TASK TO CARRY OUT.
Write the records out again, precisely as they stand.

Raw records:
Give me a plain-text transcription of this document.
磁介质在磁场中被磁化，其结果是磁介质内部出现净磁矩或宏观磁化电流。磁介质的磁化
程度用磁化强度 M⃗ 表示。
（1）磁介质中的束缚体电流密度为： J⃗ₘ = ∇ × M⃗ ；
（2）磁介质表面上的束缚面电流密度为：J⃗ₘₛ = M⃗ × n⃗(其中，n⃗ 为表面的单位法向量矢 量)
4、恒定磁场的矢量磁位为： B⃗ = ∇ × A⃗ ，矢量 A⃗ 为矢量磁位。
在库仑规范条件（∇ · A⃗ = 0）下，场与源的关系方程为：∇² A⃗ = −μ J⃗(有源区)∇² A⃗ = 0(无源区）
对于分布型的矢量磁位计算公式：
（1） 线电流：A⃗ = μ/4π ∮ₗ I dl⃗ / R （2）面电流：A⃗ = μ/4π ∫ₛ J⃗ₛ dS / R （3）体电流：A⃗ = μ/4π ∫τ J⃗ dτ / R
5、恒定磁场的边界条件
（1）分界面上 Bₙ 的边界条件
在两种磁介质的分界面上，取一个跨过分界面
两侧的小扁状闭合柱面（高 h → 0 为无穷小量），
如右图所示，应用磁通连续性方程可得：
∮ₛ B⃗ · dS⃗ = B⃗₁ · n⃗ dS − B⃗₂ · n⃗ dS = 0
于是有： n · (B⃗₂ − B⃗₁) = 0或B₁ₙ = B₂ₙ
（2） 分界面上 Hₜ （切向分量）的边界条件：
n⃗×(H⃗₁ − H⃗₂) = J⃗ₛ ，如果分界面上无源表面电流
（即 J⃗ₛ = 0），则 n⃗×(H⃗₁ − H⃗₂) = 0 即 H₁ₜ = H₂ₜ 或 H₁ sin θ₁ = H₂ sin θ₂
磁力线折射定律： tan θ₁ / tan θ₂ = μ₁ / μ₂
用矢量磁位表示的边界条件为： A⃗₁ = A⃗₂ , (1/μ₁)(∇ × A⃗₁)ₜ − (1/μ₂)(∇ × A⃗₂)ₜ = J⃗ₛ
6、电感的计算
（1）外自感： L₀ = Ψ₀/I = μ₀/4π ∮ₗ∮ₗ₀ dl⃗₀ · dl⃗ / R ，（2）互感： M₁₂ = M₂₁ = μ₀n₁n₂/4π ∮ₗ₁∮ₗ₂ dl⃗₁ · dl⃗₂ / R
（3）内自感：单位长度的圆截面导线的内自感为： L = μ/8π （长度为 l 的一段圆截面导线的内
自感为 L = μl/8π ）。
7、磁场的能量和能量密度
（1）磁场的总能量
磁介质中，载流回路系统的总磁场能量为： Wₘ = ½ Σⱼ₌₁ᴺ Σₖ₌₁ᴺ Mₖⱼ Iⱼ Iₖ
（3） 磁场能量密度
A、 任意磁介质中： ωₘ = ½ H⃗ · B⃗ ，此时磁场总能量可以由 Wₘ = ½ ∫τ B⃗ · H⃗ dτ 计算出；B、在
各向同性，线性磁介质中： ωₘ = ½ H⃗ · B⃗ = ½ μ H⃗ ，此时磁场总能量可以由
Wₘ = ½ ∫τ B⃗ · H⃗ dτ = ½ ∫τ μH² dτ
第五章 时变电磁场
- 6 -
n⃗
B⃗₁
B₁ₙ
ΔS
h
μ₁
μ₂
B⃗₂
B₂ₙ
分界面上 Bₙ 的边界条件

COMPLETED TASK.
Give me a plain-text transcription of this document.
磁介质在磁场中被磁化，其结果是磁介质内部出现净磁矩或宏观磁化电流。磁介质的磁化
程度用磁化强度 M⃗ 表示。
（1）磁介质中的束缚体电流密度为： J⃗ₘ = ∇ × M⃗ ；
（2）磁介质表面上的束缚面电流密度为：J⃗ₘₛ = M⃗ × n⃗(其中，n⃗ 为表面的单位法向量矢 量)
4、恒定磁场的矢量磁位为： B⃗ = ∇ × A⃗ ，矢量 A⃗ 为矢量磁位。
在库仑规范条件（∇ · A⃗ = 0）下，场与源的关系方程为：∇² A⃗ = −μ J⃗(有源区)∇² A⃗ = 0(无源区）
对于分布型的矢量磁位计算公式：
（1） 线电流：A⃗ = μ/4π ∮ₗ I dl⃗ / R （2）面电流：A⃗ = μ/4π ∫ₛ J⃗ₛ dS / R （3）体电流：A⃗ = μ/4π ∫τ J⃗ dτ / R
5、恒定磁场的边界条件
（1）分界面上 Bₙ 的边界条件
在两种磁介质的分界面上，取一个跨过分界面
两侧的小扁状闭合柱面（高 h → 0 为无穷小量），
如右图所示，应用磁通连续性方程可得：
∮ₛ B⃗ · dS⃗ = B⃗₁ · n⃗ dS − B⃗₂ · n⃗ dS = 0
于是有： n · (B⃗₂ − B⃗₁) = 0或B₁ₙ = B₂ₙ
（2） 分界面上 Hₜ （切向分量）的边界条件：
n⃗×(H⃗₁ − H⃗₂) = J⃗ₛ ，如果分界面上无源表面电流
（即 J⃗ₛ = 0），则 n⃗×(H⃗₁ − H⃗₂) = 0 即 H₁ₜ = H₂ₜ 或 H₁ sin θ₁ = H₂ sin θ₂
磁力线折射定律： tan θ₁ / tan θ₂ = μ₁ / μ₂
用矢量磁位表示的边界条件为： A⃗₁ = A⃗₂ , (1/μ₁)(∇ × A⃗₁)ₜ − (1/μ₂)(∇ × A⃗₂)ₜ = J⃗ₛ
6、电感的计算
（1）外自感： L₀ = Ψ₀/I = μ₀/4π ∮ₗ∮ₗ₀ dl⃗₀ · dl⃗ / R ，（2）互感： M₁₂ = M₂₁ = μ₀n₁n₂/4π ∮ₗ₁∮ₗ₂ dl⃗₁ · dl⃗₂ / R
（3）内自感：单位长度的圆截面导线的内自感为： L = μ/8π （长度为 l 的一段圆截面导线的内
自感为 L = μl/8π ）。
7、磁场的能量和能量密度
（1）磁场的总能量
磁介质中，载流回路系统的总磁场能量为： Wₘ = ½ Σⱼ₌₁ᴺ Σₖ₌₁ᴺ Mₖⱼ Iⱼ Iₖ
（3） 磁场能量密度
A、 任意磁介质中： ωₘ = ½ H⃗ · B⃗ ，此时磁场总能量可以由 Wₘ = ½ ∫τ B⃗ · H⃗ dτ 计算出；B、在
各向同性，线性磁介质中： ωₘ = ½ H⃗ · B⃗ = ½ μ H⃗ ，此时磁场总能量可以由
Wₘ = ½ ∫τ B⃗ · H⃗ dτ = ½ ∫τ μH² dτ
第五章 时变电磁场
- 6 -
n⃗
B⃗₁
B₁ₙ
ΔS
h
μ₁
μ₂
B⃗₂
B₂ₙ
分界面上 Bₙ 的边界条件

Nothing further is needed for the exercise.